§ Task goal:
Rewrite the data from the start down to the line containing "skin-button[interactable]: 👕 皮肤", swapping "wood-icon" for "lumber-icon" and leaving everything else unchanged.

§ Excerpted records:
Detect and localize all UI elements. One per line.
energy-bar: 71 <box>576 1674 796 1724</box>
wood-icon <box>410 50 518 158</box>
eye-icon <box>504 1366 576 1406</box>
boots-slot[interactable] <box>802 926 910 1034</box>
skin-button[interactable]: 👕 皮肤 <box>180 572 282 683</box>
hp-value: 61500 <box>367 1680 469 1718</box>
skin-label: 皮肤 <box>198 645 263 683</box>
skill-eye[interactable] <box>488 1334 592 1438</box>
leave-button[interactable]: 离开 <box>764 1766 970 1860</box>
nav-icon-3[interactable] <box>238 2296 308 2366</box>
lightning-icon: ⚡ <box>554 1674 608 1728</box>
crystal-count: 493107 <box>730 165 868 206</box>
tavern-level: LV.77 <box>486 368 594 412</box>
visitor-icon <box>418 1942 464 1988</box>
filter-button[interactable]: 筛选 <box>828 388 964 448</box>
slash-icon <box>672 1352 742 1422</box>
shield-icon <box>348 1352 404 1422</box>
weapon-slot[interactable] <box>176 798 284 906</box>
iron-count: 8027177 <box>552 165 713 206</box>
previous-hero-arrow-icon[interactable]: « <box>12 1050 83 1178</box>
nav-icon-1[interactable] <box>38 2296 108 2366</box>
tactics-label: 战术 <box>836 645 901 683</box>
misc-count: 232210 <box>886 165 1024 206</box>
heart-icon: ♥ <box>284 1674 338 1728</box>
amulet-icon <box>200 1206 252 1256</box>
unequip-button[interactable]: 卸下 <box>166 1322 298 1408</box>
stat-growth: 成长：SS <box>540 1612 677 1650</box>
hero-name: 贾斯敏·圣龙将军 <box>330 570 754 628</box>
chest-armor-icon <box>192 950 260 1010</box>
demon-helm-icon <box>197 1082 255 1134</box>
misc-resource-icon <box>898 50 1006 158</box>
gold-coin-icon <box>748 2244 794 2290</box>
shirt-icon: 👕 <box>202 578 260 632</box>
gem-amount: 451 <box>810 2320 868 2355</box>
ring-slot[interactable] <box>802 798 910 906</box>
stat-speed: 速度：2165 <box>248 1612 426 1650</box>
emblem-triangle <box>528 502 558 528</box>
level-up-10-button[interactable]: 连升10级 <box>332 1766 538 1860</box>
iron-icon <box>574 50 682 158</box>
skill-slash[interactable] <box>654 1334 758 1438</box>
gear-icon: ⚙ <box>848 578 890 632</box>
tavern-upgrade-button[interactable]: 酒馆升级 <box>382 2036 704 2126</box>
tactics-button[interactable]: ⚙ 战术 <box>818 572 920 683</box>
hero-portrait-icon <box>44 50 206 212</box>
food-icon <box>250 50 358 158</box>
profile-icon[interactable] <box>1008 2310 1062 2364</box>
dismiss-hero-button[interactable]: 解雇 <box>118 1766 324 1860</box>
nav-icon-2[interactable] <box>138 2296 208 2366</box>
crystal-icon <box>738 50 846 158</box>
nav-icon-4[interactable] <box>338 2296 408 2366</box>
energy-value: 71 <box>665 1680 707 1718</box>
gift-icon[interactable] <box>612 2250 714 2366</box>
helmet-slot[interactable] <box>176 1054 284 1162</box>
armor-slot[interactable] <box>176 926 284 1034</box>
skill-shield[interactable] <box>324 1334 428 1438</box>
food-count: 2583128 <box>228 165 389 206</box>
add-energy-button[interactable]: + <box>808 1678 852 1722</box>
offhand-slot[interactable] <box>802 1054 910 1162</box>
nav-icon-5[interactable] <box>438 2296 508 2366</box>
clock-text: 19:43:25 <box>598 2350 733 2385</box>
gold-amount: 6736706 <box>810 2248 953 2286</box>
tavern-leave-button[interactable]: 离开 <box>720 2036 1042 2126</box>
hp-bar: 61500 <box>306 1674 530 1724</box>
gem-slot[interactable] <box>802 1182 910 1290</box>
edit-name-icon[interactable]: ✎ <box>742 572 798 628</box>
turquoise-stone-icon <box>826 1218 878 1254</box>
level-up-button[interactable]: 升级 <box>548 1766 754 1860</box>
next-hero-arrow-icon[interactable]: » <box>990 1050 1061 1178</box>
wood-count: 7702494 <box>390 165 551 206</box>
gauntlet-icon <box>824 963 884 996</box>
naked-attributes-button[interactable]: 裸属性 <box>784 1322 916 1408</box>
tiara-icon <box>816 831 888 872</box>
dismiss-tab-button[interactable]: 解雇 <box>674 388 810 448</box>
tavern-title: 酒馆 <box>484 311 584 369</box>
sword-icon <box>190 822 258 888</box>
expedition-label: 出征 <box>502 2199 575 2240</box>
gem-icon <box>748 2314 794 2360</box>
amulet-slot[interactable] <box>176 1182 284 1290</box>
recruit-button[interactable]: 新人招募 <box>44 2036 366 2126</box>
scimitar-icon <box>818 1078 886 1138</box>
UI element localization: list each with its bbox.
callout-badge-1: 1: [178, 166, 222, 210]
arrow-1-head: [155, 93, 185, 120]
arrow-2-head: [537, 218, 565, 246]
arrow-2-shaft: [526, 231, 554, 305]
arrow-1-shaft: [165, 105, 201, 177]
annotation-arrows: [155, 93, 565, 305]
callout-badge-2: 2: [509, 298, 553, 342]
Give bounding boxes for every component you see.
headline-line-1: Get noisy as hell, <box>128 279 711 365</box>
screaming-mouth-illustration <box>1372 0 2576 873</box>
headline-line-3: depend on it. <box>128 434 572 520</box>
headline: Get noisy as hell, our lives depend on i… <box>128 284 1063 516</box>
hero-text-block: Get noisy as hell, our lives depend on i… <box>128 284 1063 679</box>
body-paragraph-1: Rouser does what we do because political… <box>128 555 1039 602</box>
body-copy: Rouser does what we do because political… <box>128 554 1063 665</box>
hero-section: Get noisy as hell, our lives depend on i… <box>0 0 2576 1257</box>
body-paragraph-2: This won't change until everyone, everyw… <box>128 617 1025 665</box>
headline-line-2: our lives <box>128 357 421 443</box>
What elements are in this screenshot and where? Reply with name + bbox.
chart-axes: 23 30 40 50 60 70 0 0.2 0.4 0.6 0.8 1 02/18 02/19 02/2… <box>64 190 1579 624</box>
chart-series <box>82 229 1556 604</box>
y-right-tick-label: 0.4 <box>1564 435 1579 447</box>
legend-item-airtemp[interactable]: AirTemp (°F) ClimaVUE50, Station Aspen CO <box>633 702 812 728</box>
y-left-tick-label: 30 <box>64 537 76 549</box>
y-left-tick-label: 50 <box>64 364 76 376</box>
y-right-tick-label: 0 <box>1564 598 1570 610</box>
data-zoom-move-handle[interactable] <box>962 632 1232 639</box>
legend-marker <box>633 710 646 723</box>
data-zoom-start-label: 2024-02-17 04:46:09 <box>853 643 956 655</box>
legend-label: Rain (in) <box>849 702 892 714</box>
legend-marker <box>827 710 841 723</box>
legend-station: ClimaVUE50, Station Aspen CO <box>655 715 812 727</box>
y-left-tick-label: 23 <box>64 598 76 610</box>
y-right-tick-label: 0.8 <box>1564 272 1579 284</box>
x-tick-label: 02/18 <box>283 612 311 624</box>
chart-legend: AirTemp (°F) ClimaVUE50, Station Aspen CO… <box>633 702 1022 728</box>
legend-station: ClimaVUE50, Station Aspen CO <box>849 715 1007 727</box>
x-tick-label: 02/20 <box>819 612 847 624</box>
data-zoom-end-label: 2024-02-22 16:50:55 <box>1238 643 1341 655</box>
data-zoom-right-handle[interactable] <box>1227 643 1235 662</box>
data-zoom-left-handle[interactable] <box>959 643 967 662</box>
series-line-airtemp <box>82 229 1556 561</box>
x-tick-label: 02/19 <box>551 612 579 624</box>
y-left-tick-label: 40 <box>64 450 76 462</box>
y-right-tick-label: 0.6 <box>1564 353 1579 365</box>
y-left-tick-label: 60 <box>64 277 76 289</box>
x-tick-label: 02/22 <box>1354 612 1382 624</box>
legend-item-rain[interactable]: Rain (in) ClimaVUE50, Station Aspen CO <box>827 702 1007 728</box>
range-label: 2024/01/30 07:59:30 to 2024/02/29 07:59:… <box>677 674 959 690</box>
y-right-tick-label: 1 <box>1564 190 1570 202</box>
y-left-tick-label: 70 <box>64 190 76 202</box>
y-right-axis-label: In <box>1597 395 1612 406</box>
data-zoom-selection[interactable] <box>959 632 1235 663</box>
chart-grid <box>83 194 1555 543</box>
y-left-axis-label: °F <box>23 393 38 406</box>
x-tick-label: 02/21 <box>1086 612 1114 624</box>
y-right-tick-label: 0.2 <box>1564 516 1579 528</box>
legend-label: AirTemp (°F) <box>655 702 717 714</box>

§ Result of the task:
Detect and localize all UI elements. One per line.
energy-bar: 71 <box>576 1674 796 1724</box>
lumber-icon <box>410 50 518 158</box>
eye-icon <box>504 1366 576 1406</box>
boots-slot[interactable] <box>802 926 910 1034</box>
skin-button[interactable]: 👕 皮肤 <box>180 572 282 683</box>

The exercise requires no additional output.